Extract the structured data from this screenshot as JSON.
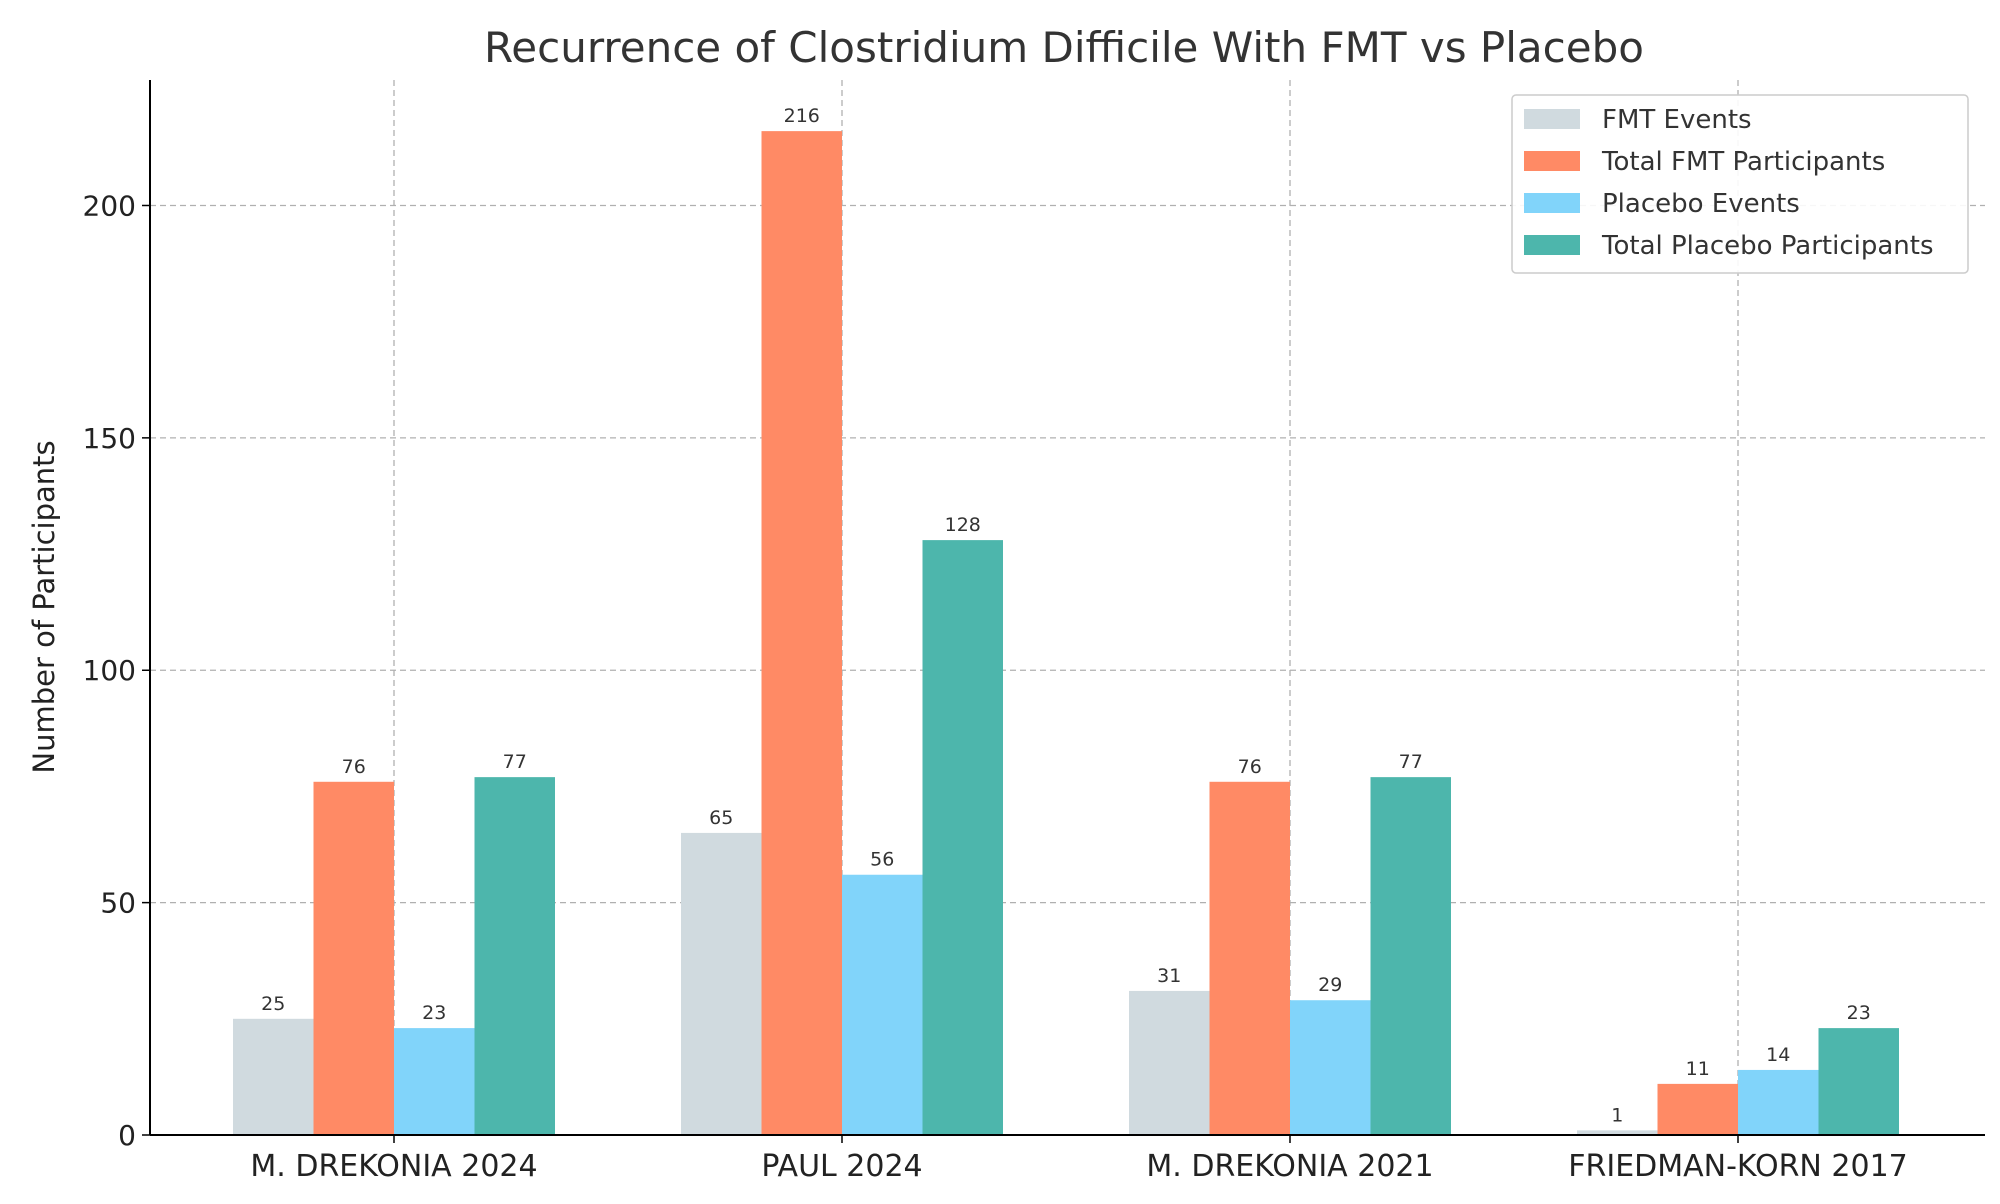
{
  "chart_data": {
    "type": "bar",
    "title": "Recurrence of Clostridium Difficile With FMT vs Placebo",
    "xlabel": "",
    "ylabel": "Number of Participants",
    "ylim": [
      0,
      227
    ],
    "yticks": [
      0,
      50,
      100,
      150,
      200
    ],
    "grid": true,
    "legend_position": "top-right",
    "categories": [
      "M. DREKONIA 2024",
      "PAUL 2024",
      "M. DREKONIA 2021",
      "FRIEDMAN-KORN 2017"
    ],
    "series": [
      {
        "name": "FMT Events",
        "color": "#d0dadf",
        "values": [
          25,
          65,
          31,
          1
        ]
      },
      {
        "name": "Total FMT Participants",
        "color": "#ff8a65",
        "values": [
          76,
          216,
          76,
          11
        ]
      },
      {
        "name": "Placebo Events",
        "color": "#81d4fa",
        "values": [
          23,
          56,
          29,
          14
        ]
      },
      {
        "name": "Total Placebo Participants",
        "color": "#4db6ac",
        "values": [
          77,
          128,
          77,
          23
        ]
      }
    ]
  }
}
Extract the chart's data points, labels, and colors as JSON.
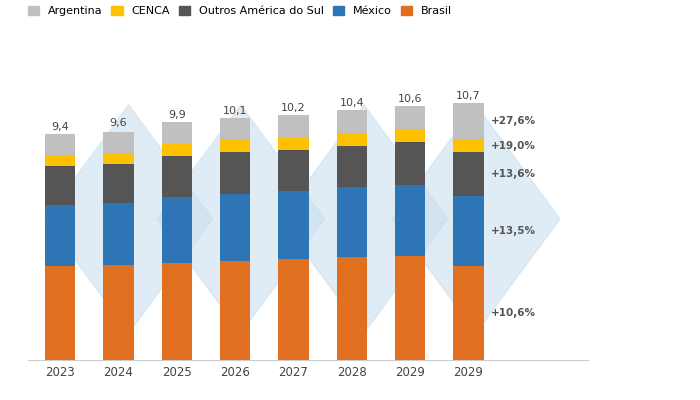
{
  "years": [
    "2023",
    "2024",
    "2025",
    "2026",
    "2027",
    "2028",
    "2029",
    "2029"
  ],
  "totals": [
    9.4,
    9.6,
    9.9,
    10.1,
    10.2,
    10.4,
    10.6,
    10.7
  ],
  "brasil": [
    3.92,
    3.95,
    4.05,
    4.12,
    4.2,
    4.3,
    4.35,
    3.93
  ],
  "mexico": [
    2.55,
    2.6,
    2.75,
    2.8,
    2.85,
    2.9,
    2.95,
    2.9
  ],
  "outros": [
    1.6,
    1.62,
    1.72,
    1.74,
    1.7,
    1.73,
    1.78,
    1.82
  ],
  "cenca": [
    0.45,
    0.47,
    0.47,
    0.49,
    0.5,
    0.52,
    0.54,
    0.57
  ],
  "argentina": [
    0.88,
    0.86,
    0.91,
    0.95,
    0.95,
    0.95,
    0.98,
    1.48
  ],
  "colors": {
    "brasil": "#E07020",
    "mexico": "#2E75B6",
    "outros": "#555555",
    "cenca": "#FFC000",
    "argentina": "#C0C0C0"
  },
  "legend_labels": {
    "argentina": "Argentina",
    "cenca": "CENCA",
    "outros": "Outros América do Sul",
    "mexico": "México",
    "brasil": "Brasil"
  },
  "annotations": [
    "+27,6%",
    "+19,0%",
    "+13,6%",
    "+13,5%",
    "+10,6%"
  ],
  "background_color": "#FFFFFF",
  "bg_watermark_color": "#C8DEEE"
}
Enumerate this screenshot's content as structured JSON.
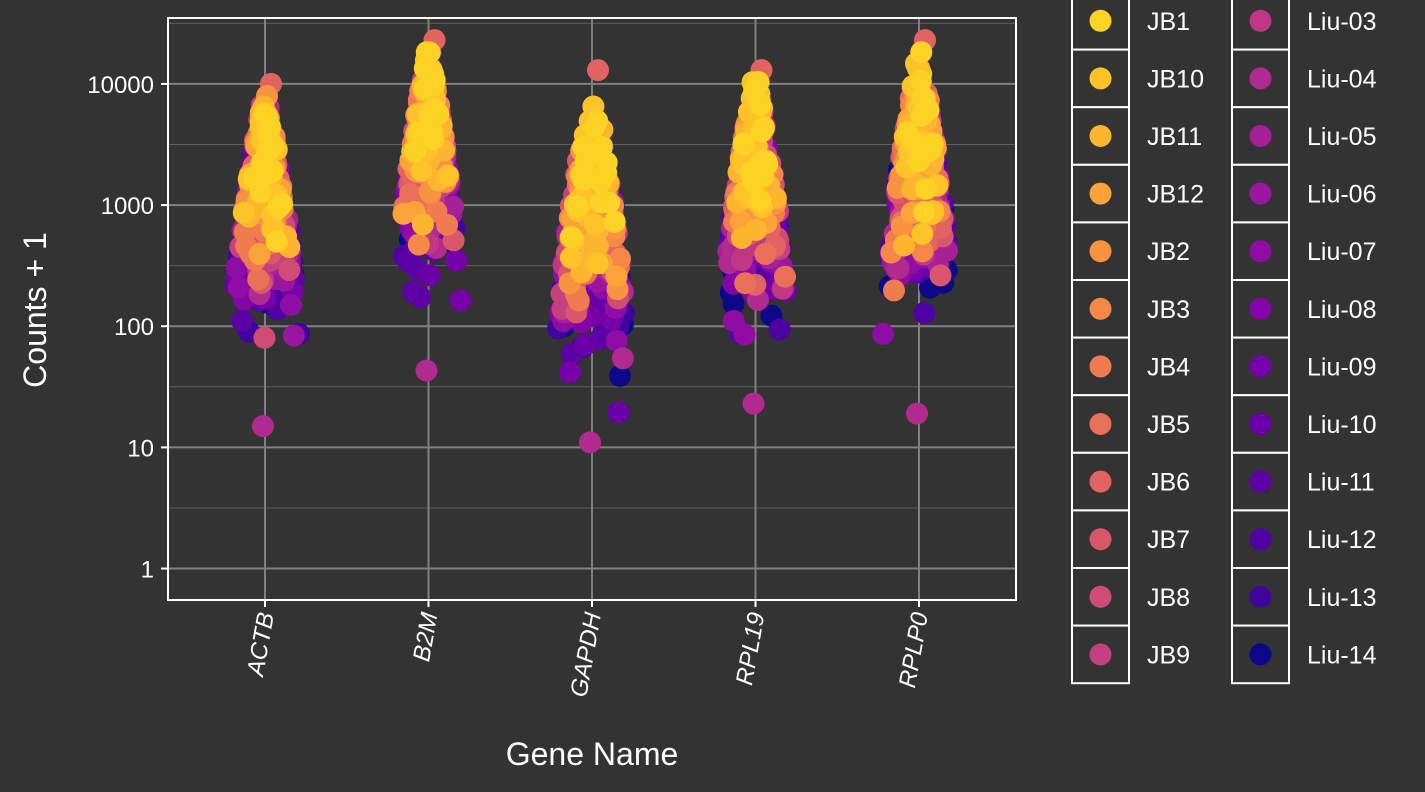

::::::::::

*TASK TO CARRY OUT*
Reproduce the listing word for word and omit its pictures.

*RIGHT ANSWER*
Extract the structured data from this screenshot as JSON.
{
  "chart_data": {
    "type": "bar",
    "title": "Recurrence of Clostridium Difficile With FMT vs Placebo",
    "xlabel": "",
    "ylabel": "Number of Participants",
    "ylim": [
      0,
      227
    ],
    "yticks": [
      0,
      50,
      100,
      150,
      200
    ],
    "grid": true,
    "legend_position": "top-right",
    "categories": [
      "M. DREKONIA 2024",
      "PAUL 2024",
      "M. DREKONIA 2021",
      "FRIEDMAN-KORN 2017"
    ],
    "series": [
      {
        "name": "FMT Events",
        "color": "#d0dadf",
        "values": [
          25,
          65,
          31,
          1
        ]
      },
      {
        "name": "Total FMT Participants",
        "color": "#ff8a65",
        "values": [
          76,
          216,
          76,
          11
        ]
      },
      {
        "name": "Placebo Events",
        "color": "#81d4fa",
        "values": [
          23,
          56,
          29,
          14
        ]
      },
      {
        "name": "Total Placebo Participants",
        "color": "#4db6ac",
        "values": [
          77,
          128,
          77,
          23
        ]
      }
    ]
  }
}
Extract the chart's data points, labels, and colors as JSON.
{
  "years": [
    "2023",
    "2024",
    "2025",
    "2026",
    "2027",
    "2028",
    "2029",
    "2029"
  ],
  "totals": [
    9.4,
    9.6,
    9.9,
    10.1,
    10.2,
    10.4,
    10.6,
    10.7
  ],
  "brasil": [
    3.92,
    3.95,
    4.05,
    4.12,
    4.2,
    4.3,
    4.35,
    3.93
  ],
  "mexico": [
    2.55,
    2.6,
    2.75,
    2.8,
    2.85,
    2.9,
    2.95,
    2.9
  ],
  "outros": [
    1.6,
    1.62,
    1.72,
    1.74,
    1.7,
    1.73,
    1.78,
    1.82
  ],
  "cenca": [
    0.45,
    0.47,
    0.47,
    0.49,
    0.5,
    0.52,
    0.54,
    0.57
  ],
  "argentina": [
    0.88,
    0.86,
    0.91,
    0.95,
    0.95,
    0.95,
    0.98,
    1.48
  ],
  "colors": {
    "brasil": "#E07020",
    "mexico": "#2E75B6",
    "outros": "#555555",
    "cenca": "#FFC000",
    "argentina": "#C0C0C0"
  },
  "legend_labels": {
    "argentina": "Argentina",
    "cenca": "CENCA",
    "outros": "Outros América do Sul",
    "mexico": "México",
    "brasil": "Brasil"
  },
  "annotations": [
    "+27,6%",
    "+19,0%",
    "+13,6%",
    "+13,5%",
    "+10,6%"
  ],
  "background_color": "#FFFFFF",
  "bg_watermark_color": "#C8DEEE"
}
Enumerate this screenshot's content as structured JSON.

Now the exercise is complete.